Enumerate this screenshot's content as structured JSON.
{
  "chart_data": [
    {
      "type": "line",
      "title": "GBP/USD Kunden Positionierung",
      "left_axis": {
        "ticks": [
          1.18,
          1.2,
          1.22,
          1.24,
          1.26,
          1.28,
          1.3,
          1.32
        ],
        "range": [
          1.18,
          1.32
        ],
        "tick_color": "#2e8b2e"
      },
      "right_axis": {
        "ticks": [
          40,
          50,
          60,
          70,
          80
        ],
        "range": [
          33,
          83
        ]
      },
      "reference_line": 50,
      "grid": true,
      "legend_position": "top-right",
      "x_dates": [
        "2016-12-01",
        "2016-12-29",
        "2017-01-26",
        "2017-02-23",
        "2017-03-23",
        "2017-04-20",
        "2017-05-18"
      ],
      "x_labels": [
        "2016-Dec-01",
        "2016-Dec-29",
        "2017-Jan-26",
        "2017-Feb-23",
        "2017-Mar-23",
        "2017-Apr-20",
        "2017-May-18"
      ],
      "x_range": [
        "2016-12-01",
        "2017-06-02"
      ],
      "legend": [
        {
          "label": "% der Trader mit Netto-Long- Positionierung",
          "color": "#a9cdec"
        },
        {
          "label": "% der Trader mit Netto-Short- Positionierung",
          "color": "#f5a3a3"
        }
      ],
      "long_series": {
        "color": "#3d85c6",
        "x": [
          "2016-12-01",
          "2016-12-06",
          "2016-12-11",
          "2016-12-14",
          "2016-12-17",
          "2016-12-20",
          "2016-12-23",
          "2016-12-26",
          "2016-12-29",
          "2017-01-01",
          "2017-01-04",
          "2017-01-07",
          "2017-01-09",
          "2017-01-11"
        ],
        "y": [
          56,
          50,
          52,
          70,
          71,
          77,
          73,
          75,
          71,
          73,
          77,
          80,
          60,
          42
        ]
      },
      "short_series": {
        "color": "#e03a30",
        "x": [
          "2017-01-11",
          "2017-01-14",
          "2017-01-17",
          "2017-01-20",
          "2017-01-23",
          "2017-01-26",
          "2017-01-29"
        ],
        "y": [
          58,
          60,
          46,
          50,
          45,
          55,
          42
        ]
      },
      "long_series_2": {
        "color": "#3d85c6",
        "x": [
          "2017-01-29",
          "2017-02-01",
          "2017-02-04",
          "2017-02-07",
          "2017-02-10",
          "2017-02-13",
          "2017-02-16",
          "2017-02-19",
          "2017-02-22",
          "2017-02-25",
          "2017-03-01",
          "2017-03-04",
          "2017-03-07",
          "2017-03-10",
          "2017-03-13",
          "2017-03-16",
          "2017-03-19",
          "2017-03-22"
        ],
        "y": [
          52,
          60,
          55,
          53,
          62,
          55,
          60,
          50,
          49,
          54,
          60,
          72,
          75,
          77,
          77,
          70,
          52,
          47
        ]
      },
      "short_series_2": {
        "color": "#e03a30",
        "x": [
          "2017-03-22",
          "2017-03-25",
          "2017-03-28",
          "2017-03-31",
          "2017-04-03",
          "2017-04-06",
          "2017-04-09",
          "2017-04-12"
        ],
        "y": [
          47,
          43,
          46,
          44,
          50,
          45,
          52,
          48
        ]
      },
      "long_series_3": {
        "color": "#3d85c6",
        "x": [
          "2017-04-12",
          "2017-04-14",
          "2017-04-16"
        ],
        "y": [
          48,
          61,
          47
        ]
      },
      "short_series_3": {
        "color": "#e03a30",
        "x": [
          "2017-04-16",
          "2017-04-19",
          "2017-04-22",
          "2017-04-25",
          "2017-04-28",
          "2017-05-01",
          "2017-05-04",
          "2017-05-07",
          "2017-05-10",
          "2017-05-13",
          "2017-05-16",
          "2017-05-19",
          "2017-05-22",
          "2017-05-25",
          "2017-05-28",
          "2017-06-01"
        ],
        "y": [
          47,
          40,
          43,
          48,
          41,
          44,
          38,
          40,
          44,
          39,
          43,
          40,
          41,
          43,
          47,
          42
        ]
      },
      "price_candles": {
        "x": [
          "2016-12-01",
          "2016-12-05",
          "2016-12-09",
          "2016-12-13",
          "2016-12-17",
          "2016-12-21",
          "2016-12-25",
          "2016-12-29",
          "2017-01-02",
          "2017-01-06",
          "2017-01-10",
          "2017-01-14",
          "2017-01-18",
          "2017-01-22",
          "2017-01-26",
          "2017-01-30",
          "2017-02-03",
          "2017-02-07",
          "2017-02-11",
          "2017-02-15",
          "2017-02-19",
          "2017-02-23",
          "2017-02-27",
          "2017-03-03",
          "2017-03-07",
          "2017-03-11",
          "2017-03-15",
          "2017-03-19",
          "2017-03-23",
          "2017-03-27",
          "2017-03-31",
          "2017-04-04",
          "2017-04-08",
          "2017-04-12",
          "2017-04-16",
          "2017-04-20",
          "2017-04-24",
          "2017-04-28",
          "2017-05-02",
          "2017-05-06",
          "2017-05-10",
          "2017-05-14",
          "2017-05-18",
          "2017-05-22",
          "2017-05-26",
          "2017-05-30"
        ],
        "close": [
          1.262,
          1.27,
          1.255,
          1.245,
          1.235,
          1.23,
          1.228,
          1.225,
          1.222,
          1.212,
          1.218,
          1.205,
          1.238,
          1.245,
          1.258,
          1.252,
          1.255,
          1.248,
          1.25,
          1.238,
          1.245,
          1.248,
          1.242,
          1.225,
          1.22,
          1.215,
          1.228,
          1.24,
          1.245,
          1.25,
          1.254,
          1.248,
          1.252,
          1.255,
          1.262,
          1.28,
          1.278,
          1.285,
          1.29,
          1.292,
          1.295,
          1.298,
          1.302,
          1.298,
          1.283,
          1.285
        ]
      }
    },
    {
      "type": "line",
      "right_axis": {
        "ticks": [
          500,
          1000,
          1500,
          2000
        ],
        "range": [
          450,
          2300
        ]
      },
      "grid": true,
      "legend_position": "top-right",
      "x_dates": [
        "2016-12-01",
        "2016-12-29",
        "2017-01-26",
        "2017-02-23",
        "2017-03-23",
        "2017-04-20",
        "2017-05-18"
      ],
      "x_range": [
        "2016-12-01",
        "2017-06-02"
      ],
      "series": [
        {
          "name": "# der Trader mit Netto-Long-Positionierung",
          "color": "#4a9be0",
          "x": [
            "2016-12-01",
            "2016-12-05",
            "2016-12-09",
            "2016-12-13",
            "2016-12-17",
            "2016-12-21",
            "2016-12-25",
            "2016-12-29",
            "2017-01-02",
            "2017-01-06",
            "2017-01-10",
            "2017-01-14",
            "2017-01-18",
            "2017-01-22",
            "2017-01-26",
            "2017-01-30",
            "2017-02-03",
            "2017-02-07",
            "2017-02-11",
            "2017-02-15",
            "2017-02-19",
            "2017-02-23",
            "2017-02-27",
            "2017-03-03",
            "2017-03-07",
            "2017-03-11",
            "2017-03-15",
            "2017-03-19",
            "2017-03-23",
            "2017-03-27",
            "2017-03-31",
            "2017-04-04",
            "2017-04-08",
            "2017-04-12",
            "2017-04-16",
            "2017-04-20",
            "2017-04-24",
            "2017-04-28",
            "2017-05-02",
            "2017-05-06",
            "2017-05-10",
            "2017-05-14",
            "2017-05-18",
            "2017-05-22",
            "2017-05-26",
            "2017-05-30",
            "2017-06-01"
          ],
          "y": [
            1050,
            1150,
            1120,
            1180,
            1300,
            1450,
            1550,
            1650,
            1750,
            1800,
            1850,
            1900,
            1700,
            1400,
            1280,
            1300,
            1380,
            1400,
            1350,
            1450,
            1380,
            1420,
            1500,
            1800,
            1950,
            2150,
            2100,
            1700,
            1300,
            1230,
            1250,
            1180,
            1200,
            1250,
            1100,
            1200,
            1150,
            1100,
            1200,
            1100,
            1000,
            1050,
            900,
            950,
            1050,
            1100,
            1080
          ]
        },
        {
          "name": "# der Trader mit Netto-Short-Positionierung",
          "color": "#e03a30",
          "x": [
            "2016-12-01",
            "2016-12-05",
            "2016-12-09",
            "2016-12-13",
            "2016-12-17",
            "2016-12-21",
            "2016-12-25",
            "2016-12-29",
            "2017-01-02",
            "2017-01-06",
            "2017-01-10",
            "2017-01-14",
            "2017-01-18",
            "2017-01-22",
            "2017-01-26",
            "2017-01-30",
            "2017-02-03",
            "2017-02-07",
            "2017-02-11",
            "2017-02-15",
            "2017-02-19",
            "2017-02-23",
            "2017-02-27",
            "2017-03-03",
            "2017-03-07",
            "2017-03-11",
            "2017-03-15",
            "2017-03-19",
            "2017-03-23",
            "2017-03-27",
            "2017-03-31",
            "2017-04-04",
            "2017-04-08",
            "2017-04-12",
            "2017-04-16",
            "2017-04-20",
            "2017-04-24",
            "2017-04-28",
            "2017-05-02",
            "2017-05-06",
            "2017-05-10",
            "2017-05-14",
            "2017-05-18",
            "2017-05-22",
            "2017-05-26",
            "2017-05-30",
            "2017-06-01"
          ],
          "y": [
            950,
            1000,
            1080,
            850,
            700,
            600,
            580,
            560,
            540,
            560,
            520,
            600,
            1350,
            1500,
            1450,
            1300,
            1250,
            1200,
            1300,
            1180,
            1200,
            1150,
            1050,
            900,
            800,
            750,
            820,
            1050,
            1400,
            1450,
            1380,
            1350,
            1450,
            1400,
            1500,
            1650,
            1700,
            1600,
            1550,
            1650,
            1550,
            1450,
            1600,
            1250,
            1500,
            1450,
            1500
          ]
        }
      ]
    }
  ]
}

▶ _EXERCISE TASK_: Find all the lines containing "Trader" in the material, then copy them.

▶ _RESPONSE FOR THIS EXERCISE_:
          "label": "% der Trader mit Netto-Long- Positionierung",
          "label": "% der Trader mit Netto-Short- Positionierung",
          "name": "# der Trader mit Netto-Long-Positionierung",
          "name": "# der Trader mit Netto-Short-Positionierung",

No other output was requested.